-------- DATA EXCERPTS --------

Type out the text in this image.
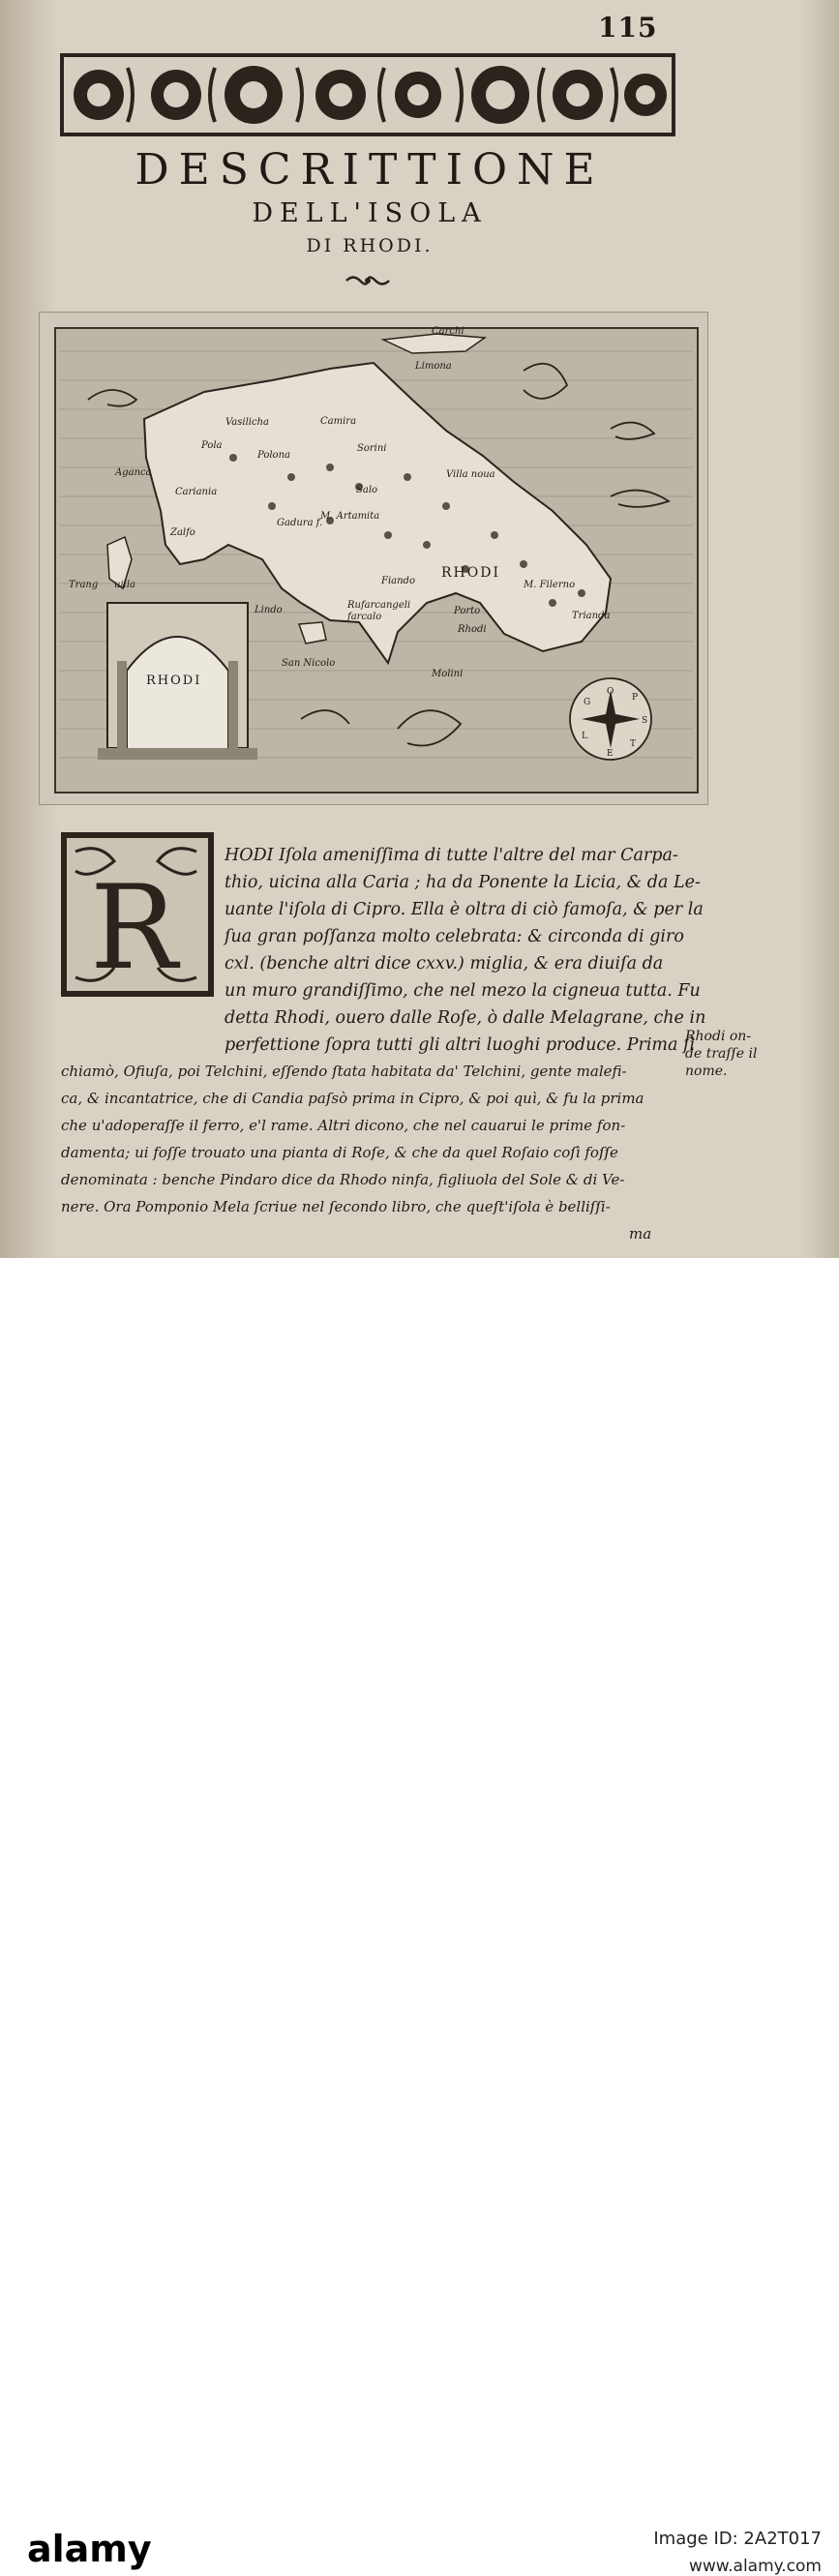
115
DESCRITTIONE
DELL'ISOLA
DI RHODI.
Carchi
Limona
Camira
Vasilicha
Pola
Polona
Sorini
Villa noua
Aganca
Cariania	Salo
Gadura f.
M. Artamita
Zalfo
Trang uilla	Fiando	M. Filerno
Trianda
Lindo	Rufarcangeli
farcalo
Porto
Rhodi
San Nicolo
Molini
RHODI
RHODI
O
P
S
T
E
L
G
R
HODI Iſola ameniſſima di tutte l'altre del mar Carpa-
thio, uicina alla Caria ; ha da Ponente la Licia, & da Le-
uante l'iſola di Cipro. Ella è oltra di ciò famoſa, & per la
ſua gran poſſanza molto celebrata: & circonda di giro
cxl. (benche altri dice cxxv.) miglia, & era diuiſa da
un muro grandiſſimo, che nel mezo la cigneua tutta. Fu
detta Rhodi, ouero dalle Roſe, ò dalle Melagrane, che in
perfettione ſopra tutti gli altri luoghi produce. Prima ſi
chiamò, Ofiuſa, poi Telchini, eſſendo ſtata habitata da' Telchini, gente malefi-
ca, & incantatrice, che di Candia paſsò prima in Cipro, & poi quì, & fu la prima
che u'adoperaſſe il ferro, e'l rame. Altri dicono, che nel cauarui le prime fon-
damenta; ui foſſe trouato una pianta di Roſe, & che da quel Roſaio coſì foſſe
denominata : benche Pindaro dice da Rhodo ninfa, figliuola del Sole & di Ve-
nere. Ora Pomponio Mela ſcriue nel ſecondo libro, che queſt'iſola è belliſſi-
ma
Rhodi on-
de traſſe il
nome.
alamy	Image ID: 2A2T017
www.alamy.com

--------
-------- DATA EXCERPTS --------

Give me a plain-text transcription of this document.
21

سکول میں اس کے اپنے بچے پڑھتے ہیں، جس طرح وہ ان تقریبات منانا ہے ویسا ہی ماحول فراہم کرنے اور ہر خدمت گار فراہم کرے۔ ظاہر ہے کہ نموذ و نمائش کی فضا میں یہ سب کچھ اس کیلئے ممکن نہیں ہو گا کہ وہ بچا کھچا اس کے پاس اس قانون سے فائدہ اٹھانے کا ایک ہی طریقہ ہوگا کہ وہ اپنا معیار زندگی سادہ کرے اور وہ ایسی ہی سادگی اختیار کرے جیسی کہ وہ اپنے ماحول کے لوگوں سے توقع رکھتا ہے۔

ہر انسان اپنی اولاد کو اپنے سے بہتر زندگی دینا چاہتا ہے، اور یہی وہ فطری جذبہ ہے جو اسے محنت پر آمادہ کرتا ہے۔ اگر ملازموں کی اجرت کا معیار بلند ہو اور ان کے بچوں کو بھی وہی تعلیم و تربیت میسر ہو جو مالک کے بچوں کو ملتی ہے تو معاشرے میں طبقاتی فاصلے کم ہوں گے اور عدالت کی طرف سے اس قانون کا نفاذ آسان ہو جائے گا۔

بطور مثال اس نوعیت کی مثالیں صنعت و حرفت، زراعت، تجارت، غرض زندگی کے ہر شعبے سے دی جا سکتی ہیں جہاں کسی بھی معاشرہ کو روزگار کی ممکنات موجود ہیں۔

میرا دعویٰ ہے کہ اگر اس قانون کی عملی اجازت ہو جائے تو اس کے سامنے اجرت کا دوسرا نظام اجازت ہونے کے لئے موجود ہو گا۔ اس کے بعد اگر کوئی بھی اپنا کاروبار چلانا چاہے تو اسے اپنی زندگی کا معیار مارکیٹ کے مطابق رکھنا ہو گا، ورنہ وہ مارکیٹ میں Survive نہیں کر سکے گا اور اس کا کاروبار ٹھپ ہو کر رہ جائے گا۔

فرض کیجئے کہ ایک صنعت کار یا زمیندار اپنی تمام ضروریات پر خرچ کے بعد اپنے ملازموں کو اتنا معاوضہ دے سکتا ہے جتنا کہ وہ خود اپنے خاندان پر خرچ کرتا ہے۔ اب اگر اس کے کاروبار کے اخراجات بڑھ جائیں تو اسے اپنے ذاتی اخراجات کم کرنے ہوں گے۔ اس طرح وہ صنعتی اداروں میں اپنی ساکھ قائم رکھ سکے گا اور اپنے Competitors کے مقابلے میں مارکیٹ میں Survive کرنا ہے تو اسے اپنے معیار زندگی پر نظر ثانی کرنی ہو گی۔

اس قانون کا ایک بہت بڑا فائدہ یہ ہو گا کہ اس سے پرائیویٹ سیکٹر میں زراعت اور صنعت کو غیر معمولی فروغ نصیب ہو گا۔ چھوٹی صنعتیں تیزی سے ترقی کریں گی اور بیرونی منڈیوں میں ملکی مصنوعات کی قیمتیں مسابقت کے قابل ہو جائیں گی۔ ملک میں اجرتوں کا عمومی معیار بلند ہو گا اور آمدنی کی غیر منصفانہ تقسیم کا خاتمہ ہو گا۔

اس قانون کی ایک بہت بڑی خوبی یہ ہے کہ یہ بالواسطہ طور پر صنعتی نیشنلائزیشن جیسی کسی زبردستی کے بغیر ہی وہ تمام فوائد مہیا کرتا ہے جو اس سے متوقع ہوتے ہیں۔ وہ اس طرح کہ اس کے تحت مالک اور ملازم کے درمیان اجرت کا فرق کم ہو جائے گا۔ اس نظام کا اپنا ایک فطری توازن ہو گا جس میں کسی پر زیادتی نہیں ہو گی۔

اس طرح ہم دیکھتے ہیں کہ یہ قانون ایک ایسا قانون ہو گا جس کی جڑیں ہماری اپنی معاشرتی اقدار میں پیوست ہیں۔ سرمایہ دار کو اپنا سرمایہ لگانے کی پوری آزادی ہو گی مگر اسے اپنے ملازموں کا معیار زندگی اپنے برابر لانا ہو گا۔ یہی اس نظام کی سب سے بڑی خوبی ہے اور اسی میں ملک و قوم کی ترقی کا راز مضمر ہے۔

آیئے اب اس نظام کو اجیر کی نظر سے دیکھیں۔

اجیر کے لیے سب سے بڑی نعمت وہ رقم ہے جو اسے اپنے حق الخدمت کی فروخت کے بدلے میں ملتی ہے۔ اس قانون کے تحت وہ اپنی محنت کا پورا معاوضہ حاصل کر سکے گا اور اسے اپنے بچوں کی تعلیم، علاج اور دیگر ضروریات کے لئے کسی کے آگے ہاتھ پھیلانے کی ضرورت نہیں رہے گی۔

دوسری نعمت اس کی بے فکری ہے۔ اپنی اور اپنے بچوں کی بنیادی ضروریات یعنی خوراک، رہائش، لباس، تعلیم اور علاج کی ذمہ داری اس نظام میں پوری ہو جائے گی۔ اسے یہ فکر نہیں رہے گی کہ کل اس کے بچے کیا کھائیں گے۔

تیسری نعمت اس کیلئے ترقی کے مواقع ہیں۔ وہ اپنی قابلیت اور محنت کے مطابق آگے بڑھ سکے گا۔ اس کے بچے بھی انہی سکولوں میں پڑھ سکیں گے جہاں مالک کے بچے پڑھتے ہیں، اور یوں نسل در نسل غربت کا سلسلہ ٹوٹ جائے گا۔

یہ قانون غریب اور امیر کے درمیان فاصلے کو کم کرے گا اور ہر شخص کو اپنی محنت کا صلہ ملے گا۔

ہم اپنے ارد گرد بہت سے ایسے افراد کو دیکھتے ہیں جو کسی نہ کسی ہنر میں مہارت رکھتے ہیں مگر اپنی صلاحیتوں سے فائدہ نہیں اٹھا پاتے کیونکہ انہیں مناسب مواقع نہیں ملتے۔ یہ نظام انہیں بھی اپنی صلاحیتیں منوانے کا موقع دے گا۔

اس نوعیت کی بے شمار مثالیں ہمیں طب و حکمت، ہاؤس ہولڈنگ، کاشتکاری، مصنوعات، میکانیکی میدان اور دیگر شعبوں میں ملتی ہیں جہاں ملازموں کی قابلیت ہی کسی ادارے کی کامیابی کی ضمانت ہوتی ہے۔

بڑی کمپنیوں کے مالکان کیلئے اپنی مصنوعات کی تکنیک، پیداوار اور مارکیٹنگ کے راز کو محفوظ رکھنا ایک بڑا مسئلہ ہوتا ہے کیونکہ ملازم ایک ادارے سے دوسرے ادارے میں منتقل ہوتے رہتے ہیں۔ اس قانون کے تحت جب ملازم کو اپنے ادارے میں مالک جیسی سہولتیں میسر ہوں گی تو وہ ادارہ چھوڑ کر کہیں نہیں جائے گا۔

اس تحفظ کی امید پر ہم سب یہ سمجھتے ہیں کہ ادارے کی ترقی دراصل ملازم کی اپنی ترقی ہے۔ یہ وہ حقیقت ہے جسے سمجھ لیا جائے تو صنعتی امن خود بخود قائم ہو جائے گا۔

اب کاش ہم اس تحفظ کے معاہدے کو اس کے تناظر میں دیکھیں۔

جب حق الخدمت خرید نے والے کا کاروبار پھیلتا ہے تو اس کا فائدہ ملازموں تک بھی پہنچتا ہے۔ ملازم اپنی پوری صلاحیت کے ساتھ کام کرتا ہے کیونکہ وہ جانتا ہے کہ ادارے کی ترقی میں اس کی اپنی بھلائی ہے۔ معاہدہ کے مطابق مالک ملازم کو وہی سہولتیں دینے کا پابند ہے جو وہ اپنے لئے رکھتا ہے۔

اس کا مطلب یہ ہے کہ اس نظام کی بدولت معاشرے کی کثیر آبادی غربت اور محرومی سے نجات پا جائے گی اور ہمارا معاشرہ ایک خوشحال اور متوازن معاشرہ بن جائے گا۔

--------

● **STATED EXERCISE**:
In the entries above, identify every line with the word "جیسی". Copy those lines.

● **FULL SOLUTION**:
سکول میں اس کے اپنے بچے پڑھتے ہیں، جس طرح وہ ان تقریبات منانا ہے ویسا ہی ماحول فراہم کرنے اور ہر خدمت گار فراہم کرے۔ ظاہر ہے کہ نموذ و نمائش کی فضا میں یہ سب کچھ اس کیلئے ممکن نہیں ہو گا کہ وہ بچا کھچا اس کے پاس اس قانون سے فائدہ اٹھانے کا ایک ہی طریقہ ہوگا کہ وہ اپنا معیار زندگی سادہ کرے اور وہ ایسی ہی سادگی اختیار کرے جیسی کہ وہ اپنے ماحول کے لوگوں سے توقع رکھتا ہے۔
اس قانون کی ایک بہت بڑی خوبی یہ ہے کہ یہ بالواسطہ طور پر صنعتی نیشنلائزیشن جیسی کسی زبردستی کے بغیر ہی وہ تمام فوائد مہیا کرتا ہے جو اس سے متوقع ہوتے ہیں۔ وہ اس طرح کہ اس کے تحت مالک اور ملازم کے درمیان اجرت کا فرق کم ہو جائے گا۔ اس نظام کا اپنا ایک فطری توازن ہو گا جس میں کسی پر زیادتی نہیں ہو گی۔
بڑی کمپنیوں کے مالکان کیلئے اپنی مصنوعات کی تکنیک، پیداوار اور مارکیٹنگ کے راز کو محفوظ رکھنا ایک بڑا مسئلہ ہوتا ہے کیونکہ ملازم ایک ادارے سے دوسرے ادارے میں منتقل ہوتے رہتے ہیں۔ اس قانون کے تحت جب ملازم کو اپنے ادارے میں مالک جیسی سہولتیں میسر ہوں گی تو وہ ادارہ چھوڑ کر کہیں نہیں جائے گا۔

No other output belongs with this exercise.